- [Activity] Each record, minus any picture, should be returned exactly as written.
** Opening The data block **
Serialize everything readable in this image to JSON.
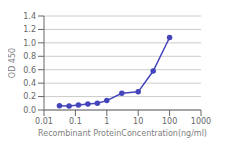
{
  "chart_data": {
    "type": "line",
    "x": [
      0.031,
      0.063,
      0.125,
      0.25,
      0.5,
      1.0,
      3.0,
      10.0,
      30.0,
      100.0
    ],
    "values": [
      0.065,
      0.06,
      0.075,
      0.09,
      0.1,
      0.14,
      0.25,
      0.27,
      0.58,
      1.08
    ],
    "color": "#4444bb",
    "marker": "circle",
    "xlabel": "Recombinant ProteinConcentration(ng/ml)",
    "ylabel": "OD 450",
    "log": "x",
    "xlim": [
      0.01,
      1000
    ],
    "xticks": [
      0.01,
      0.1,
      1,
      10,
      100,
      1000
    ],
    "ylim": [
      0,
      1.4
    ],
    "yticks": [
      {
        "value": 0,
        "label": "0.0"
      },
      0.2,
      0.4,
      0.6,
      0.8,
      {
        "value": 1,
        "label": "1.0"
      },
      1.2,
      1.4
    ],
    "grid": "y"
  }
}
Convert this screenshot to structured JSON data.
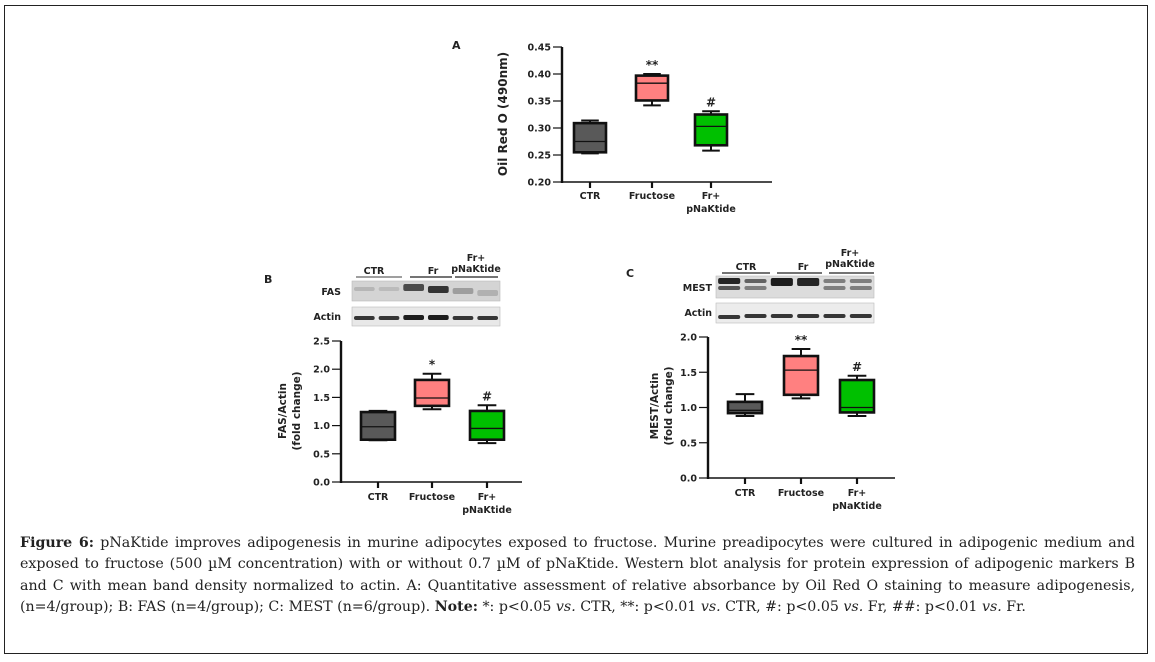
{
  "figure": {
    "panel_letters": {
      "A": "A",
      "B": "B",
      "C": "C"
    },
    "colors": {
      "CTR": "#595959",
      "Fructose": "#ff8080",
      "Fr_pNaKtide": "#00c000",
      "axis": "#111111"
    }
  },
  "blots": {
    "B": {
      "groups": [
        "CTR",
        "Fr",
        "Fr+",
        "pNaKtide"
      ],
      "rows": [
        "FAS",
        "Actin"
      ]
    },
    "C": {
      "groups": [
        "CTR",
        "Fr",
        "Fr+",
        "pNaKtide"
      ],
      "rows": [
        "MEST",
        "Actin"
      ]
    }
  },
  "chart_data": [
    {
      "panel": "A",
      "type": "boxplot",
      "title": "",
      "ylabel": "Oil Red O (490nm)",
      "xlabel": "",
      "ylim": [
        0.2,
        0.45
      ],
      "yticks": [
        "0.20",
        "0.25",
        "0.30",
        "0.35",
        "0.40",
        "0.45"
      ],
      "yticks_values": [
        0.2,
        0.25,
        0.3,
        0.35,
        0.4,
        0.45
      ],
      "categories": [
        "CTR",
        "Fructose",
        "Fr+ pNaKtide"
      ],
      "category_lines": [
        [
          "CTR"
        ],
        [
          "Fructose"
        ],
        [
          "Fr+",
          "pNaKtide"
        ]
      ],
      "boxes": [
        {
          "min": 0.253,
          "q1": 0.255,
          "median": 0.275,
          "q3": 0.309,
          "max": 0.314
        },
        {
          "min": 0.342,
          "q1": 0.351,
          "median": 0.383,
          "q3": 0.397,
          "max": 0.4
        },
        {
          "min": 0.258,
          "q1": 0.268,
          "median": 0.303,
          "q3": 0.325,
          "max": 0.331
        }
      ],
      "annotations": [
        "",
        "**",
        "#"
      ]
    },
    {
      "panel": "B",
      "type": "boxplot",
      "title": "",
      "ylabel": "FAS/Actin",
      "ylabel2": "(fold change)",
      "xlabel": "",
      "ylim": [
        0.0,
        2.5
      ],
      "yticks": [
        "0.0",
        "0.5",
        "1.0",
        "1.5",
        "2.0",
        "2.5"
      ],
      "yticks_values": [
        0.0,
        0.5,
        1.0,
        1.5,
        2.0,
        2.5
      ],
      "categories": [
        "CTR",
        "Fructose",
        "Fr+ pNaKtide"
      ],
      "category_lines": [
        [
          "CTR"
        ],
        [
          "Fructose"
        ],
        [
          "Fr+",
          "pNaKtide"
        ]
      ],
      "boxes": [
        {
          "min": 0.74,
          "q1": 0.75,
          "median": 0.98,
          "q3": 1.24,
          "max": 1.26
        },
        {
          "min": 1.29,
          "q1": 1.35,
          "median": 1.49,
          "q3": 1.81,
          "max": 1.92
        },
        {
          "min": 0.69,
          "q1": 0.75,
          "median": 0.95,
          "q3": 1.26,
          "max": 1.36
        }
      ],
      "annotations": [
        "",
        "*",
        "#"
      ]
    },
    {
      "panel": "C",
      "type": "boxplot",
      "title": "",
      "ylabel": "MEST/Actin",
      "ylabel2": "(fold change)",
      "xlabel": "",
      "ylim": [
        0.0,
        2.0
      ],
      "yticks": [
        "0.0",
        "0.5",
        "1.0",
        "1.5",
        "2.0"
      ],
      "yticks_values": [
        0.0,
        0.5,
        1.0,
        1.5,
        2.0
      ],
      "categories": [
        "CTR",
        "Fructose",
        "Fr+ pNaKtide"
      ],
      "category_lines": [
        [
          "CTR"
        ],
        [
          "Fructose"
        ],
        [
          "Fr+",
          "pNaKtide"
        ]
      ],
      "boxes": [
        {
          "min": 0.88,
          "q1": 0.92,
          "median": 0.96,
          "q3": 1.08,
          "max": 1.19
        },
        {
          "min": 1.13,
          "q1": 1.18,
          "median": 1.53,
          "q3": 1.73,
          "max": 1.83
        },
        {
          "min": 0.88,
          "q1": 0.93,
          "median": 1.0,
          "q3": 1.39,
          "max": 1.45
        }
      ],
      "annotations": [
        "",
        "**",
        "#"
      ]
    }
  ],
  "caption": {
    "label": "Figure 6:",
    "text": " pNaKtide improves adipogenesis in murine adipocytes exposed to fructose. Murine preadipocytes were cultured in adipogenic medium and exposed to fructose (500 µM concentration) with or without 0.7 µM of pNaKtide. Western blot analysis for protein expression of adipogenic markers B and C with mean band density normalized to actin. A: Quantitative assessment of relative absorbance by Oil Red O staining to measure adipogenesis, (n=4/group); B: FAS (n=4/group); C: MEST (n=6/group). ",
    "note_label": "Note:",
    "note_parts": [
      " *: p<0.05 ",
      "vs.",
      " CTR, **: p<0.01 ",
      "vs.",
      " CTR, #: p<0.05 ",
      "vs.",
      " Fr, ##: p<0.01 ",
      "vs.",
      " Fr."
    ]
  }
}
** Closing The data block **
- [Answer to this exercise]
Serialize everything readable in this image to JSON.
{
  "chart_data": {
    "type": "line",
    "x": [
      0.031,
      0.063,
      0.125,
      0.25,
      0.5,
      1.0,
      3.0,
      10.0,
      30.0,
      100.0
    ],
    "values": [
      0.065,
      0.06,
      0.075,
      0.09,
      0.1,
      0.14,
      0.25,
      0.27,
      0.58,
      1.08
    ],
    "color": "#4444bb",
    "marker": "circle",
    "xlabel": "Recombinant ProteinConcentration(ng/ml)",
    "ylabel": "OD 450",
    "log": "x",
    "xlim": [
      0.01,
      1000
    ],
    "xticks": [
      0.01,
      0.1,
      1,
      10,
      100,
      1000
    ],
    "ylim": [
      0,
      1.4
    ],
    "yticks": [
      {
        "value": 0,
        "label": "0.0"
      },
      0.2,
      0.4,
      0.6,
      0.8,
      {
        "value": 1,
        "label": "1.0"
      },
      1.2,
      1.4
    ],
    "grid": "y"
  }
}
Convert this screenshot to structured JSON data.
{
  "figure": {
    "panel_letters": {
      "A": "A",
      "B": "B",
      "C": "C"
    },
    "colors": {
      "CTR": "#595959",
      "Fructose": "#ff8080",
      "Fr_pNaKtide": "#00c000",
      "axis": "#111111"
    }
  },
  "blots": {
    "B": {
      "groups": [
        "CTR",
        "Fr",
        "Fr+",
        "pNaKtide"
      ],
      "rows": [
        "FAS",
        "Actin"
      ]
    },
    "C": {
      "groups": [
        "CTR",
        "Fr",
        "Fr+",
        "pNaKtide"
      ],
      "rows": [
        "MEST",
        "Actin"
      ]
    }
  },
  "chart_data": [
    {
      "panel": "A",
      "type": "boxplot",
      "title": "",
      "ylabel": "Oil Red O (490nm)",
      "xlabel": "",
      "ylim": [
        0.2,
        0.45
      ],
      "yticks": [
        "0.20",
        "0.25",
        "0.30",
        "0.35",
        "0.40",
        "0.45"
      ],
      "yticks_values": [
        0.2,
        0.25,
        0.3,
        0.35,
        0.4,
        0.45
      ],
      "categories": [
        "CTR",
        "Fructose",
        "Fr+ pNaKtide"
      ],
      "category_lines": [
        [
          "CTR"
        ],
        [
          "Fructose"
        ],
        [
          "Fr+",
          "pNaKtide"
        ]
      ],
      "boxes": [
        {
          "min": 0.253,
          "q1": 0.255,
          "median": 0.275,
          "q3": 0.309,
          "max": 0.314
        },
        {
          "min": 0.342,
          "q1": 0.351,
          "median": 0.383,
          "q3": 0.397,
          "max": 0.4
        },
        {
          "min": 0.258,
          "q1": 0.268,
          "median": 0.303,
          "q3": 0.325,
          "max": 0.331
        }
      ],
      "annotations": [
        "",
        "**",
        "#"
      ]
    },
    {
      "panel": "B",
      "type": "boxplot",
      "title": "",
      "ylabel": "FAS/Actin",
      "ylabel2": "(fold change)",
      "xlabel": "",
      "ylim": [
        0.0,
        2.5
      ],
      "yticks": [
        "0.0",
        "0.5",
        "1.0",
        "1.5",
        "2.0",
        "2.5"
      ],
      "yticks_values": [
        0.0,
        0.5,
        1.0,
        1.5,
        2.0,
        2.5
      ],
      "categories": [
        "CTR",
        "Fructose",
        "Fr+ pNaKtide"
      ],
      "category_lines": [
        [
          "CTR"
        ],
        [
          "Fructose"
        ],
        [
          "Fr+",
          "pNaKtide"
        ]
      ],
      "boxes": [
        {
          "min": 0.74,
          "q1": 0.75,
          "median": 0.98,
          "q3": 1.24,
          "max": 1.26
        },
        {
          "min": 1.29,
          "q1": 1.35,
          "median": 1.49,
          "q3": 1.81,
          "max": 1.92
        },
        {
          "min": 0.69,
          "q1": 0.75,
          "median": 0.95,
          "q3": 1.26,
          "max": 1.36
        }
      ],
      "annotations": [
        "",
        "*",
        "#"
      ]
    },
    {
      "panel": "C",
      "type": "boxplot",
      "title": "",
      "ylabel": "MEST/Actin",
      "ylabel2": "(fold change)",
      "xlabel": "",
      "ylim": [
        0.0,
        2.0
      ],
      "yticks": [
        "0.0",
        "0.5",
        "1.0",
        "1.5",
        "2.0"
      ],
      "yticks_values": [
        0.0,
        0.5,
        1.0,
        1.5,
        2.0
      ],
      "categories": [
        "CTR",
        "Fructose",
        "Fr+ pNaKtide"
      ],
      "category_lines": [
        [
          "CTR"
        ],
        [
          "Fructose"
        ],
        [
          "Fr+",
          "pNaKtide"
        ]
      ],
      "boxes": [
        {
          "min": 0.88,
          "q1": 0.92,
          "median": 0.96,
          "q3": 1.08,
          "max": 1.19
        },
        {
          "min": 1.13,
          "q1": 1.18,
          "median": 1.53,
          "q3": 1.73,
          "max": 1.83
        },
        {
          "min": 0.88,
          "q1": 0.93,
          "median": 1.0,
          "q3": 1.39,
          "max": 1.45
        }
      ],
      "annotations": [
        "",
        "**",
        "#"
      ]
    }
  ],
  "caption": {
    "label": "Figure 6:",
    "text": " pNaKtide improves adipogenesis in murine adipocytes exposed to fructose. Murine preadipocytes were cultured in adipogenic medium and exposed to fructose (500 µM concentration) with or without 0.7 µM of pNaKtide. Western blot analysis for protein expression of adipogenic markers B and C with mean band density normalized to actin. A: Quantitative assessment of relative absorbance by Oil Red O staining to measure adipogenesis, (n=4/group); B: FAS (n=4/group); C: MEST (n=6/group). ",
    "note_label": "Note:",
    "note_parts": [
      " *: p<0.05 ",
      "vs.",
      " CTR, **: p<0.01 ",
      "vs.",
      " CTR, #: p<0.05 ",
      "vs.",
      " Fr, ##: p<0.01 ",
      "vs.",
      " Fr."
    ]
  }
}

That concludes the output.